Early life and influences
[edit]She was born Amelia Alderson, daughter of James Alderson, a physician, and Amelia Briggs of Norwich, England. She was a cousin of notable judge Edward Hall Alderson, with whom she corresponded throughout her life, and also a cousin of notable artist Henry Perronet Briggs.
Miss Alderson had inherited radical principles and was an ardent admirer of John Horne Tooke. She was closely engaged to activists John Philip Kemble, Sarah Siddons, William Godwin and Mary Wollstonecraft.[1] Mary Wollstonecraft is often noted as the first feminist, which probably influenced the topics that Amelia wrote about.
During the time of her writing, Amelia joined a political circle of friends that included Thomas Hardy, John Tooke, and John Thelwall. These four conducted conventions that emphasized Parliamentary reform. At one of these meetings, they were found, the men were charged for high treason. However, they were released because of lack of evidence.

- Stored records -
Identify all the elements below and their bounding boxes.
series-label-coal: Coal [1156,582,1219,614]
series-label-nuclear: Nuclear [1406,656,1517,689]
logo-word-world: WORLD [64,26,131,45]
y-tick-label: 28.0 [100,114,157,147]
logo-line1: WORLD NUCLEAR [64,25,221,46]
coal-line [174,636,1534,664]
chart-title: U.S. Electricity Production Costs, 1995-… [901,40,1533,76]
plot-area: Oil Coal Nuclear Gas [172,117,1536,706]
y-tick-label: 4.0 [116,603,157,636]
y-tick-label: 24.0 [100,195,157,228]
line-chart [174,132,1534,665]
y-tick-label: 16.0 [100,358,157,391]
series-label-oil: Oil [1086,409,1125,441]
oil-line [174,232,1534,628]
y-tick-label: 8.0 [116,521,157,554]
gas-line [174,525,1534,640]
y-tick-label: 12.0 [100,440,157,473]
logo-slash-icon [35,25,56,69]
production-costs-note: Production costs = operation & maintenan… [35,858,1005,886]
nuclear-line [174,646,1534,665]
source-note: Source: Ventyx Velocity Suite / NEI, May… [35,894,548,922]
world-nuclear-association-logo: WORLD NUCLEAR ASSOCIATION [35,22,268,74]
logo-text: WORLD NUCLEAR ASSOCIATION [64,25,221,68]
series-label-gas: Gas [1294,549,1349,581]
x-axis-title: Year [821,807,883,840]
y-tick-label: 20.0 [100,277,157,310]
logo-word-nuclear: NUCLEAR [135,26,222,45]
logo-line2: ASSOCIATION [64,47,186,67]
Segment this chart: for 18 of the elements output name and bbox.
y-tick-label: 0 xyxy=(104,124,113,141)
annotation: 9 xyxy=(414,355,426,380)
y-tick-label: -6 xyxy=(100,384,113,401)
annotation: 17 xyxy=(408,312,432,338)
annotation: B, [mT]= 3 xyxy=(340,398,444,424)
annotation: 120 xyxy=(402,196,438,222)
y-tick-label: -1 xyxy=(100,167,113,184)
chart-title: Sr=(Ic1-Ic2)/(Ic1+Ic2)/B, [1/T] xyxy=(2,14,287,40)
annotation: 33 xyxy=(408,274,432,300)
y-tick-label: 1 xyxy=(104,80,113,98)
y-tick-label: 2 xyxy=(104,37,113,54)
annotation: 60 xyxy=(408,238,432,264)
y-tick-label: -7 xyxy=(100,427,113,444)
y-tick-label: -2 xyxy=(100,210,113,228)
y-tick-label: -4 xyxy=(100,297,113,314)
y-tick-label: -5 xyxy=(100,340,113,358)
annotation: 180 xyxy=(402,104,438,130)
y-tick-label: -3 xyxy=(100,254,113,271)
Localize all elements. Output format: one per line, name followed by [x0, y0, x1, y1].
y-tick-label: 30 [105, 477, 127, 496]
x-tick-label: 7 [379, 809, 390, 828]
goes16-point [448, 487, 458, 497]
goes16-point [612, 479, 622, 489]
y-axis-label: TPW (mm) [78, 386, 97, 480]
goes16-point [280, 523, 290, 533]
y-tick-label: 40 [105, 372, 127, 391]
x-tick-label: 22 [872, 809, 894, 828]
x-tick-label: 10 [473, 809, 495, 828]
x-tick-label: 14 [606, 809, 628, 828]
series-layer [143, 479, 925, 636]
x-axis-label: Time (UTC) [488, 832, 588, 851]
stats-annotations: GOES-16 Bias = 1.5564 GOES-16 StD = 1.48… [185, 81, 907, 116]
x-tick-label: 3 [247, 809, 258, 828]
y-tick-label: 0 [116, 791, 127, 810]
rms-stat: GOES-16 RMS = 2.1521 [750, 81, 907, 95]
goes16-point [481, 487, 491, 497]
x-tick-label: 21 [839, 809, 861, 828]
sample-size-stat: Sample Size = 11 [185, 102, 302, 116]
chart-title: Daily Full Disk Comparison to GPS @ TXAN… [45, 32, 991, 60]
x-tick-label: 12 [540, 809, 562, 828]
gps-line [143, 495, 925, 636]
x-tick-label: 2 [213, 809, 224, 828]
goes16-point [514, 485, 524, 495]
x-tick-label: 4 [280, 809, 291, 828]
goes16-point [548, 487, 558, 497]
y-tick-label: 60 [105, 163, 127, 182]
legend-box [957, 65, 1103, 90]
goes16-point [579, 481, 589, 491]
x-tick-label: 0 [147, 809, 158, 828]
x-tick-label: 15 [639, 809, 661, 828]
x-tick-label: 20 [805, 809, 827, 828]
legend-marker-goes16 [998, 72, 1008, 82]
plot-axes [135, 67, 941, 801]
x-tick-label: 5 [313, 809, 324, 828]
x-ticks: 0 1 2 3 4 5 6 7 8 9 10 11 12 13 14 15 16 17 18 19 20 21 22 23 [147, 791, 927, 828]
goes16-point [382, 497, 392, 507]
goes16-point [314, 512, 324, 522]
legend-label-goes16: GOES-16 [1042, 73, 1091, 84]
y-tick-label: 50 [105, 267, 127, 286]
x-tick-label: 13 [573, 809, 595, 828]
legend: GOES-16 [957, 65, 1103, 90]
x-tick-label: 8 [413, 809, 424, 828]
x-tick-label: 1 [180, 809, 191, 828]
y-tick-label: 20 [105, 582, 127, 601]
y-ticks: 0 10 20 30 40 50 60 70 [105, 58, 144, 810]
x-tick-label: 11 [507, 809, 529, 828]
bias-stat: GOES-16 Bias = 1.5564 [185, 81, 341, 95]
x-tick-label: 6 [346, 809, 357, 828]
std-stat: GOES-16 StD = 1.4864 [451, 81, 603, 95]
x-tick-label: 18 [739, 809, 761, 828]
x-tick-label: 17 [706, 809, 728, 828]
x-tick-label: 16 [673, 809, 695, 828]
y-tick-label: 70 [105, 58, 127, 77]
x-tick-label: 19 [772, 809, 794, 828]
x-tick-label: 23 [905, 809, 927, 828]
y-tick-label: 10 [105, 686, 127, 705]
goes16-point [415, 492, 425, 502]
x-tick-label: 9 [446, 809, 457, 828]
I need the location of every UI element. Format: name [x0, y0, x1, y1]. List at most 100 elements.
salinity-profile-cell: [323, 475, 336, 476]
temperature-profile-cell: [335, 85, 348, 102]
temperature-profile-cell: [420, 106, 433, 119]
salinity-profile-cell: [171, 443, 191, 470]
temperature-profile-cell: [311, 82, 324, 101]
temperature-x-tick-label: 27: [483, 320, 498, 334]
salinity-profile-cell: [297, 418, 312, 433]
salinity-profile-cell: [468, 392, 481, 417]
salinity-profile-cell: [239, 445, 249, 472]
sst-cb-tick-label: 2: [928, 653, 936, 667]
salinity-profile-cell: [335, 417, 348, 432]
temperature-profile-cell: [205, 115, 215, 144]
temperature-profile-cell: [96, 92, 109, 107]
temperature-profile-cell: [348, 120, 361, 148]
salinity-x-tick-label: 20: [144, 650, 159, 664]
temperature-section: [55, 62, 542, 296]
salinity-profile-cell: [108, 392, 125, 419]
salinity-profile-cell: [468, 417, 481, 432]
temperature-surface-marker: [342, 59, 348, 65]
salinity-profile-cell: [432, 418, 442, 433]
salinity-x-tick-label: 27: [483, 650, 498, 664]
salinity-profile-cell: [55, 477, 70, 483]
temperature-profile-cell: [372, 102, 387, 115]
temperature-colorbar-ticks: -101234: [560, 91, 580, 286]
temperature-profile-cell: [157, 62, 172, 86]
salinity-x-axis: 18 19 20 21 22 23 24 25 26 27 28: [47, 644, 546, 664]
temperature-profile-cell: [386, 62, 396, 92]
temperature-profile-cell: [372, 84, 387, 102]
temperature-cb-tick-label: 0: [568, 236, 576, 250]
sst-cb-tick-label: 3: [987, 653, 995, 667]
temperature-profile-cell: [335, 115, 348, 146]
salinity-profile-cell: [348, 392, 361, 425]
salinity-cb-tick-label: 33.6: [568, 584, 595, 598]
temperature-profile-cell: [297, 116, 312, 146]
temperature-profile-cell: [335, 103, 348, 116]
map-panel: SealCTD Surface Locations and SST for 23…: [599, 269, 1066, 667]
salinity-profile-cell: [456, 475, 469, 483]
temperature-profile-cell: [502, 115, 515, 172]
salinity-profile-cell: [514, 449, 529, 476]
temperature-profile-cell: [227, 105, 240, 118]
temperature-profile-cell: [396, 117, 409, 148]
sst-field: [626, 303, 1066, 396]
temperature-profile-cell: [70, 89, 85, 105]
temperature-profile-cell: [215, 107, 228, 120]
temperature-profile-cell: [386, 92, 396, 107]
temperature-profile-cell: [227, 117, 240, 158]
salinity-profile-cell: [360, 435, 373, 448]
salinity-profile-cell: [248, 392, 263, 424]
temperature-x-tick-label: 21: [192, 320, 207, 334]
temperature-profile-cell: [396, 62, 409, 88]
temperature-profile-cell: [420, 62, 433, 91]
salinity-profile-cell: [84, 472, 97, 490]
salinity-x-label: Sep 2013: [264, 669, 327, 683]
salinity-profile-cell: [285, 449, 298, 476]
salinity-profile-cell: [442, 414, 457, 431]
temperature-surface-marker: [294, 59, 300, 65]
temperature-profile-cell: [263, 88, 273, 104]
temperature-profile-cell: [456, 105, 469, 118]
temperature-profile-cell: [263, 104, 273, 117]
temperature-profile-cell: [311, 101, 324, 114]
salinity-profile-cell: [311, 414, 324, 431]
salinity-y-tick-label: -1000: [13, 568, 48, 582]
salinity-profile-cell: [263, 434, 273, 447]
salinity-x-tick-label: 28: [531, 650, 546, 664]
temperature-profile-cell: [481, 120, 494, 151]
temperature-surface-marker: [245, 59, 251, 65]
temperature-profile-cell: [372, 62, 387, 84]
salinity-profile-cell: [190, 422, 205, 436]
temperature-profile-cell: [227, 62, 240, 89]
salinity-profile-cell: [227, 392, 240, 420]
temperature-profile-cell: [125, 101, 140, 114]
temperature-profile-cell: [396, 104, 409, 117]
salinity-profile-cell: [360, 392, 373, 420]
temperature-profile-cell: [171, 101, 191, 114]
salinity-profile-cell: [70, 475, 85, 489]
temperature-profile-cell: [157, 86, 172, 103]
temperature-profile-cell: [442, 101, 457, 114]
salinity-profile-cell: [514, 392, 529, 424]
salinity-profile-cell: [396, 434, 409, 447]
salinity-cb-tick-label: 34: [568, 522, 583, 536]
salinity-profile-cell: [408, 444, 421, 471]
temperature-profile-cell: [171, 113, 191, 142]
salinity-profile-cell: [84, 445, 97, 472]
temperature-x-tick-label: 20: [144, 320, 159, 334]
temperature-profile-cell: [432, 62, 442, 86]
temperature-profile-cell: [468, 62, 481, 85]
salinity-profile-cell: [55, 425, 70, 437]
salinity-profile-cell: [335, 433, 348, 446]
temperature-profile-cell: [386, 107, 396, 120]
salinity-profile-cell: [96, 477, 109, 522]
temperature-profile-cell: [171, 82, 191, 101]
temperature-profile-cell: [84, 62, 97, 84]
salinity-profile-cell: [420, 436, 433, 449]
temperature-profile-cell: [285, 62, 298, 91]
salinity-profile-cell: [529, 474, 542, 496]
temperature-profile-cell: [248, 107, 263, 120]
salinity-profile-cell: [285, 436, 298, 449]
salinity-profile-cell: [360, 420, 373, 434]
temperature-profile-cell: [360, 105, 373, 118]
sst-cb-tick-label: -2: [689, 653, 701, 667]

- Complete the following -
a) Decide whether each statement agrees with the excerpt on Amelia Alderson's early life, answering yes or no and quoting the words that settle it: (i) Her father, James Alderson, was a physician. (ii) Edward Hall Alderson was her brother. (iii) She admired John Horne Tooke.
b) Using the excerpt on Amelia Alderson's early life, answer each question briefly.
(i) Where was her mother, Amelia Briggs, from?
(ii) What was Henry Perronet Briggs's profession?
(iii) What did the conventions of her political circle emphasize?
c) According to the excerpt on Amelia Alderson's early life, why were the men charged with high treason released?

- Results in order -
a)
(i) Yes: "daughter of James Alderson, a physician"
(ii) No: "She was a cousin of notable judge Edward Hall Alderson"
(iii) Yes: "was an ardent admirer of John Horne Tooke"

b)
(i) Norwich, England
(ii) Artist
(iii) Parliamentary reform

c) They were released because there was a lack of evidence.